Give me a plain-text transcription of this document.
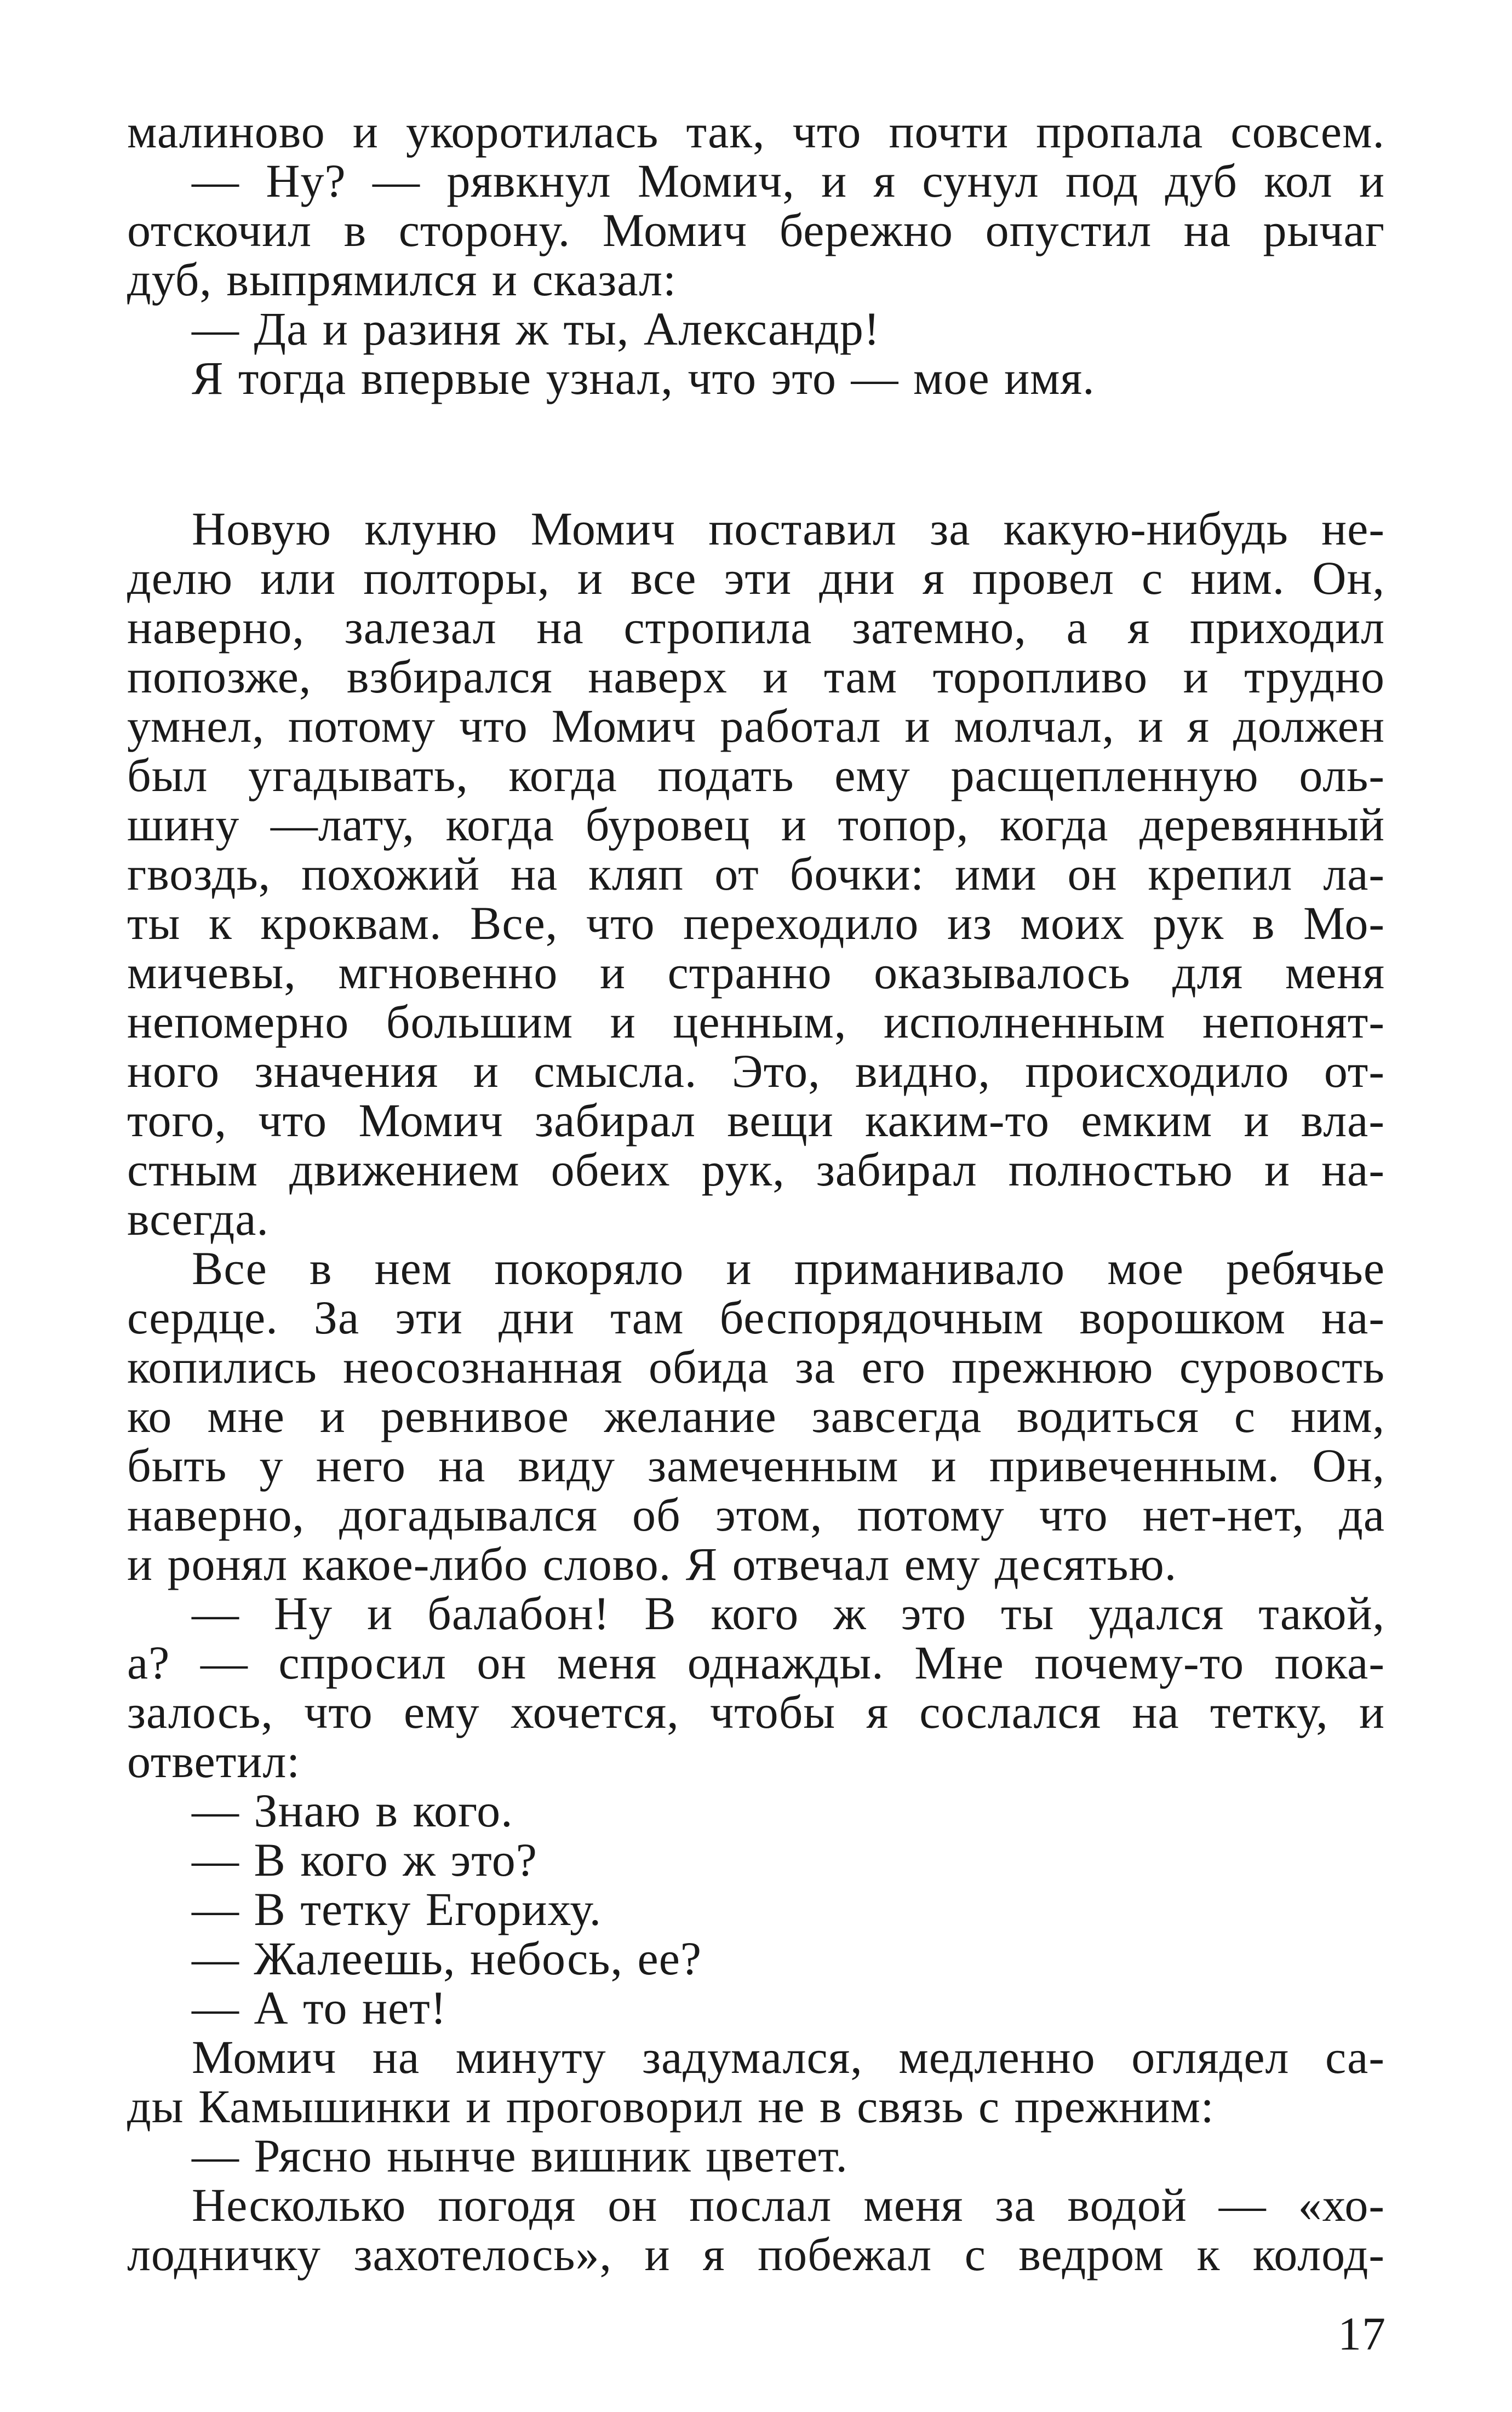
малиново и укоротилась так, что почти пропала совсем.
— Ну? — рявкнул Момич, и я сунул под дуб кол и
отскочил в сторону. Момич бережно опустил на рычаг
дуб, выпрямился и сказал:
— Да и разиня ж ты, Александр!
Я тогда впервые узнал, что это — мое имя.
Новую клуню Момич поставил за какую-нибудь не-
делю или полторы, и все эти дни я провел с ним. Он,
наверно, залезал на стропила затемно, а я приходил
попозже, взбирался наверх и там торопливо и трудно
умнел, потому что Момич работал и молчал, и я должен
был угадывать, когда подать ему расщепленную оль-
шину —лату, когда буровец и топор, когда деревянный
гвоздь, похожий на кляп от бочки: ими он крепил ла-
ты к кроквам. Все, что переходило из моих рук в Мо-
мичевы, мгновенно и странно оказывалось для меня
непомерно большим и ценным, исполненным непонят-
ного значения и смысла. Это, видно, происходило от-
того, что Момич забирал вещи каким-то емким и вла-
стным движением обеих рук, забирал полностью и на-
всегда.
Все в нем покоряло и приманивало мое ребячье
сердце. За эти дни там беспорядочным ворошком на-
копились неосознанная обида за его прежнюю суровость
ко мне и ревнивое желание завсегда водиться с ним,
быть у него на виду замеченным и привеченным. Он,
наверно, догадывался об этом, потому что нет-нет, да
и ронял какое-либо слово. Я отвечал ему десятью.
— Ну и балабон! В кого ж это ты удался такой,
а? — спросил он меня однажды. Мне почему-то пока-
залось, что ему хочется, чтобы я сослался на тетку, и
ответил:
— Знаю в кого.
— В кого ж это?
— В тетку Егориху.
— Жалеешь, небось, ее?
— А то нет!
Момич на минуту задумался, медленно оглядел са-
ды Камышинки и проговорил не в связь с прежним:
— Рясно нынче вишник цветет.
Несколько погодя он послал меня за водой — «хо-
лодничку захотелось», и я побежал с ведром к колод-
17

____________

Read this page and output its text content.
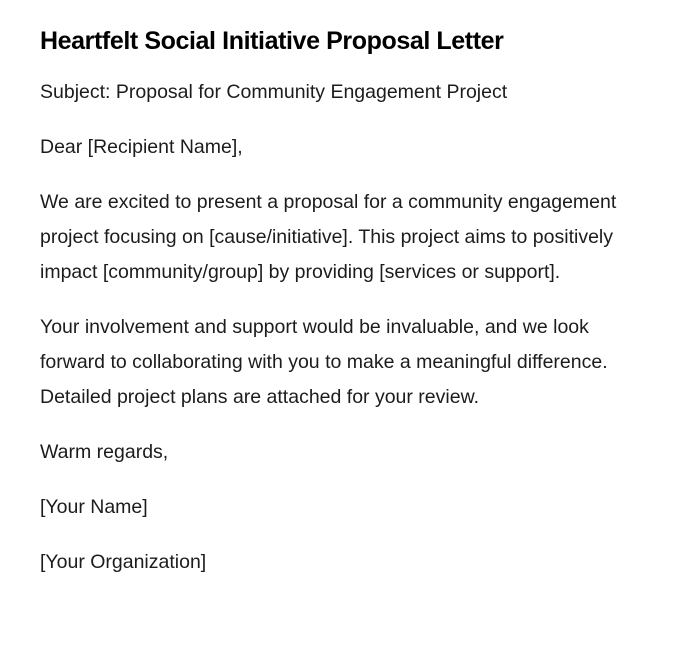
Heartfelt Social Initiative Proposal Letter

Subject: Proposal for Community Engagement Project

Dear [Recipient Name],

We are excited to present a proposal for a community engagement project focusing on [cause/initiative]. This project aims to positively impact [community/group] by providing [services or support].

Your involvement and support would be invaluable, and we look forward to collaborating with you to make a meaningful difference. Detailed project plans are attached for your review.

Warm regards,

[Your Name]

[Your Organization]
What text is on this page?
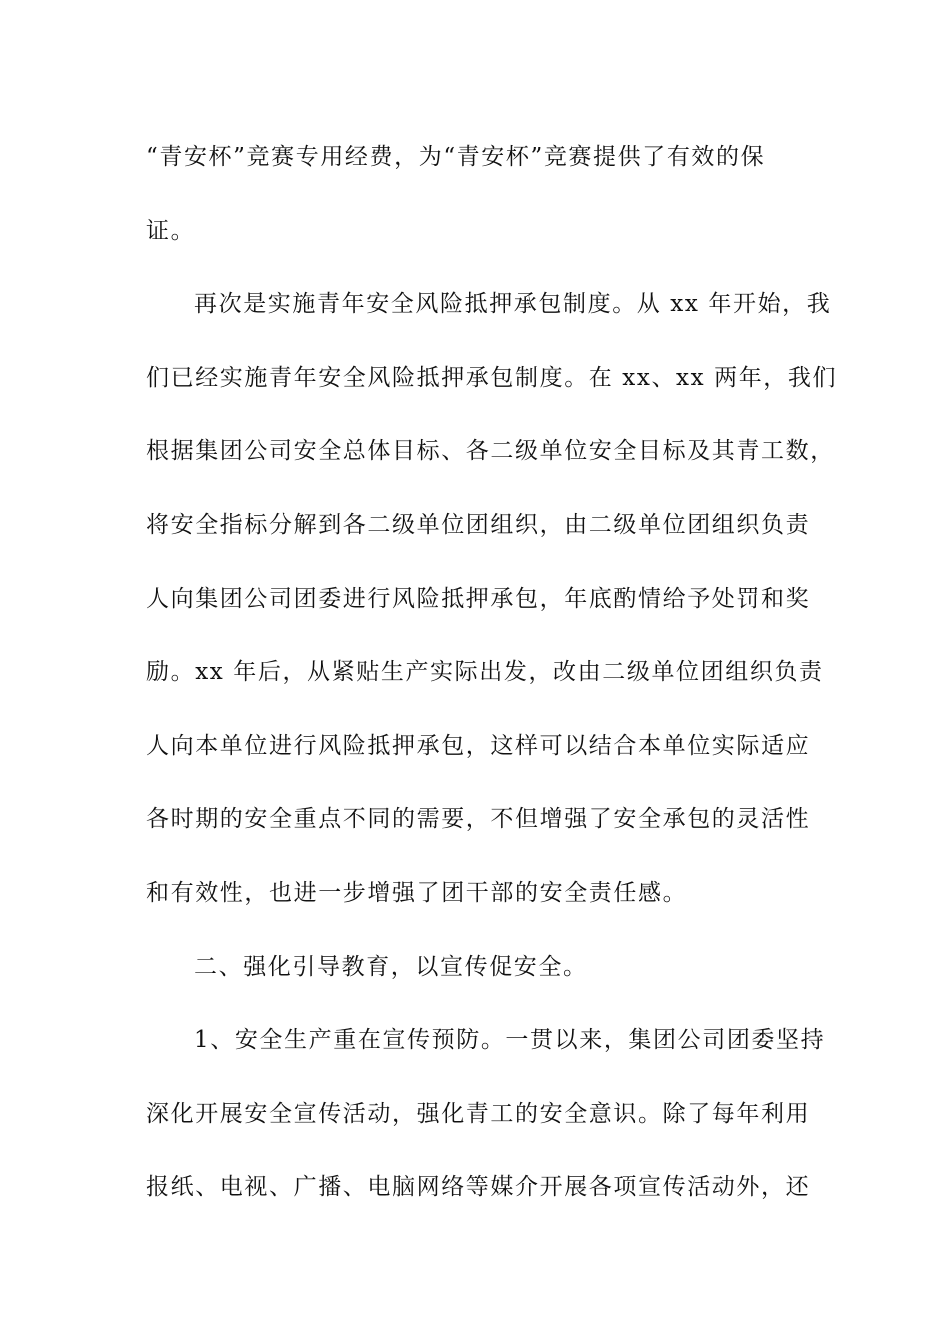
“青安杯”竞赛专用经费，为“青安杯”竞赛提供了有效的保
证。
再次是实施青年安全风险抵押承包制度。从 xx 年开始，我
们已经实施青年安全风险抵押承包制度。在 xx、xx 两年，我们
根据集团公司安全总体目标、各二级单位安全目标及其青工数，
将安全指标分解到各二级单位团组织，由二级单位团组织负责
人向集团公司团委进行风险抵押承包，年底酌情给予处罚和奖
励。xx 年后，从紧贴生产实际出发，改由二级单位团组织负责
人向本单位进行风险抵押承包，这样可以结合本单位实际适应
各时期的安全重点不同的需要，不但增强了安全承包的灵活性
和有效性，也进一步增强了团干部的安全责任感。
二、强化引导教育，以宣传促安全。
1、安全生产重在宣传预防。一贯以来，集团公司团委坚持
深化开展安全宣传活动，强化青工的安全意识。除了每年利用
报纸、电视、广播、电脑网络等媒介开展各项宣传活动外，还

____________

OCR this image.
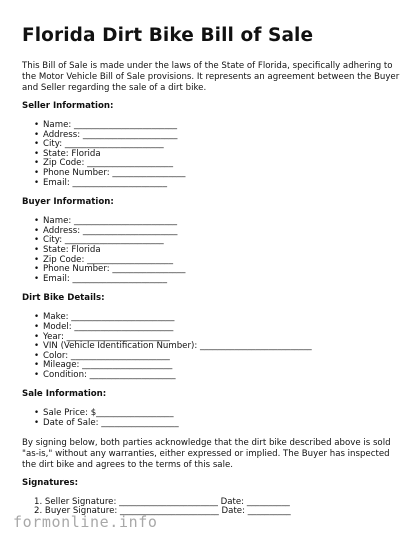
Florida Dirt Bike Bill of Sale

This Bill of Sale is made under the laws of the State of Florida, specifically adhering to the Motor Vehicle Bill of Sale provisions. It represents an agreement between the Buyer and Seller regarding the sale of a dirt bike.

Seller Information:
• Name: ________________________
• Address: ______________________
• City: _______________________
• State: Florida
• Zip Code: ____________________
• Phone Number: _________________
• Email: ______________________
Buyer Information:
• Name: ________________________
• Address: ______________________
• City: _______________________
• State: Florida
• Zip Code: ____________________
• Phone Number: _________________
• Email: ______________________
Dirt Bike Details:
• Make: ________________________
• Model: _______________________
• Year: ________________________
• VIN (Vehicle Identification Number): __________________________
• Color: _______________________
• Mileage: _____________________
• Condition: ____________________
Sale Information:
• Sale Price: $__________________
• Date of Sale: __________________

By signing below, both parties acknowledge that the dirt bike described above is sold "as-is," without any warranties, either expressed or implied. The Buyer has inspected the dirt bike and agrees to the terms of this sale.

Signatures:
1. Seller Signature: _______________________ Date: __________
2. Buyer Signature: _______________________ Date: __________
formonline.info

____________

--- Problem to work on ---
Find every line with the word "кого" and state how many there are, with no other words.

--- Solution ---
3